> **What the exercise asks**:
Make an exact copy of the records, dropping all pictures.

> **Data provided**:
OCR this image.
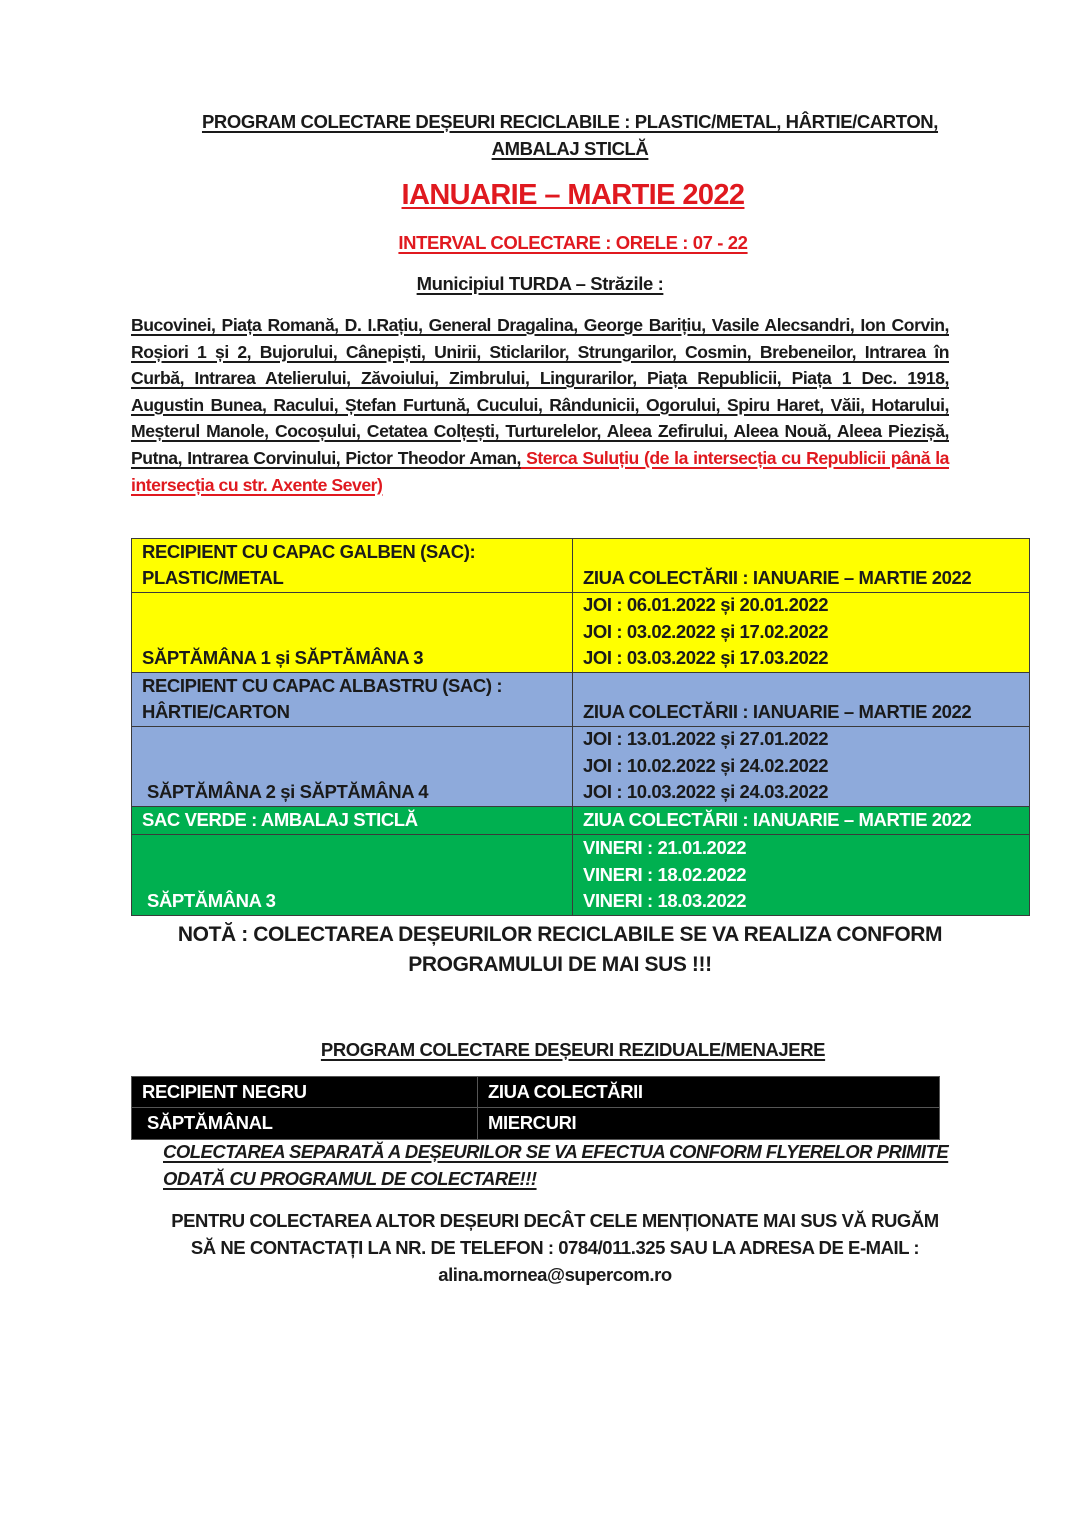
PROGRAM COLECTARE DEȘEURI RECICLABILE : PLASTIC/METAL, HÂRTIE/CARTON,
AMBALAJ STICLĂ
IANUARIE – MARTIE 2022
INTERVAL COLECTARE : ORELE : 07 - 22
Municipiul TURDA – Străzile :
Bucovinei, Piața Romană, D. I.Rațiu, General Dragalina, George Barițiu, Vasile Alecsandri, Ion Corvin, Roșiori 1 și 2, Bujorului, Cânepiști, Unirii, Sticlarilor, Strungarilor, Cosmin, Brebeneilor, Intrarea în Curbă, Intrarea Atelierului, Zăvoiului, Zimbrului, Lingurarilor, Piața Republicii, Piața 1 Dec. 1918, Augustin Bunea, Racului, Ștefan Furtună, Cucului, Rândunicii, Ogorului, Spiru Haret, Văii, Hotarului, Meșterul Manole, Cocoșului, Cetatea Colțești, Turturelelor, Aleea Zefirului, Aleea Nouă, Aleea Piezișă, Putna, Intrarea Corvinului, Pictor Theodor Aman, Sterca Suluțiu (de la intersecția cu Republicii până la intersecția cu str. Axente Sever)
RECIPIENT CU CAPAC GALBEN (SAC):
PLASTIC/METAL	ZIUA COLECTĂRII : IANUARIE – MARTIE 2022
SĂPTĂMÂNA 1 și SĂPTĂMÂNA 3
JOI : 06.01.2022 și 20.01.2022
JOI : 03.02.2022 și 17.02.2022
JOI : 03.03.2022 și 17.03.2022
RECIPIENT CU CAPAC ALBASTRU (SAC) :
HÂRTIE/CARTON	ZIUA COLECTĂRII : IANUARIE – MARTIE 2022
SĂPTĂMÂNA 2 și SĂPTĂMÂNA 4
JOI : 13.01.2022 și 27.01.2022
JOI : 10.02.2022 și 24.02.2022
JOI : 10.03.2022 și 24.03.2022
SAC VERDE : AMBALAJ STICLĂ	ZIUA COLECTĂRII : IANUARIE – MARTIE 2022
SĂPTĂMÂNA 3
VINERI : 21.01.2022
VINERI : 18.02.2022
VINERI : 18.03.2022
NOTĂ : COLECTAREA DEȘEURILOR RECICLABILE SE VA REALIZA CONFORM
PROGRAMULUI DE MAI SUS !!!
PROGRAM COLECTARE DEȘEURI REZIDUALE/MENAJERE
RECIPIENT NEGRU	ZIUA COLECTĂRII
SĂPTĂMÂNAL	MIERCURI
COLECTAREA SEPARATĂ A DEȘEURILOR SE VA EFECTUA CONFORM FLYERELOR PRIMITE
ODATĂ CU PROGRAMUL DE COLECTARE!!!
PENTRU COLECTAREA ALTOR DEȘEURI DECÂT CELE MENȚIONATE MAI SUS VĂ RUGĂM
SĂ NE CONTACTAȚI LA NR. DE TELEFON : 0784/011.325 SAU LA ADRESA DE E-MAIL :
alina.mornea@supercom.ro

> **Finished exercise**:
OCR this image.
PROGRAM COLECTARE DEȘEURI RECICLABILE : PLASTIC/METAL, HÂRTIE/CARTON,
AMBALAJ STICLĂ
IANUARIE – MARTIE 2022
INTERVAL COLECTARE : ORELE : 07 - 22
Municipiul TURDA – Străzile :
Bucovinei, Piața Romană, D. I.Rațiu, General Dragalina, George Barițiu, Vasile Alecsandri, Ion Corvin, Roșiori 1 și 2, Bujorului, Cânepiști, Unirii, Sticlarilor, Strungarilor, Cosmin, Brebeneilor, Intrarea în Curbă, Intrarea Atelierului, Zăvoiului, Zimbrului, Lingurarilor, Piața Republicii, Piața 1 Dec. 1918, Augustin Bunea, Racului, Ștefan Furtună, Cucului, Rândunicii, Ogorului, Spiru Haret, Văii, Hotarului, Meșterul Manole, Cocoșului, Cetatea Colțești, Turturelelor, Aleea Zefirului, Aleea Nouă, Aleea Piezișă, Putna, Intrarea Corvinului, Pictor Theodor Aman, Sterca Suluțiu (de la intersecția cu Republicii până la intersecția cu str. Axente Sever)
RECIPIENT CU CAPAC GALBEN (SAC):
PLASTIC/METAL	ZIUA COLECTĂRII : IANUARIE – MARTIE 2022
SĂPTĂMÂNA 1 și SĂPTĂMÂNA 3
JOI : 06.01.2022 și 20.01.2022
JOI : 03.02.2022 și 17.02.2022
JOI : 03.03.2022 și 17.03.2022
RECIPIENT CU CAPAC ALBASTRU (SAC) :
HÂRTIE/CARTON	ZIUA COLECTĂRII : IANUARIE – MARTIE 2022
SĂPTĂMÂNA 2 și SĂPTĂMÂNA 4
JOI : 13.01.2022 și 27.01.2022
JOI : 10.02.2022 și 24.02.2022
JOI : 10.03.2022 și 24.03.2022
SAC VERDE : AMBALAJ STICLĂ	ZIUA COLECTĂRII : IANUARIE – MARTIE 2022
SĂPTĂMÂNA 3
VINERI : 21.01.2022
VINERI : 18.02.2022
VINERI : 18.03.2022
NOTĂ : COLECTAREA DEȘEURILOR RECICLABILE SE VA REALIZA CONFORM
PROGRAMULUI DE MAI SUS !!!
PROGRAM COLECTARE DEȘEURI REZIDUALE/MENAJERE
RECIPIENT NEGRU	ZIUA COLECTĂRII
SĂPTĂMÂNAL	MIERCURI
COLECTAREA SEPARATĂ A DEȘEURILOR SE VA EFECTUA CONFORM FLYERELOR PRIMITE
ODATĂ CU PROGRAMUL DE COLECTARE!!!
PENTRU COLECTAREA ALTOR DEȘEURI DECÂT CELE MENȚIONATE MAI SUS VĂ RUGĂM
SĂ NE CONTACTAȚI LA NR. DE TELEFON : 0784/011.325 SAU LA ADRESA DE E-MAIL :
alina.mornea@supercom.ro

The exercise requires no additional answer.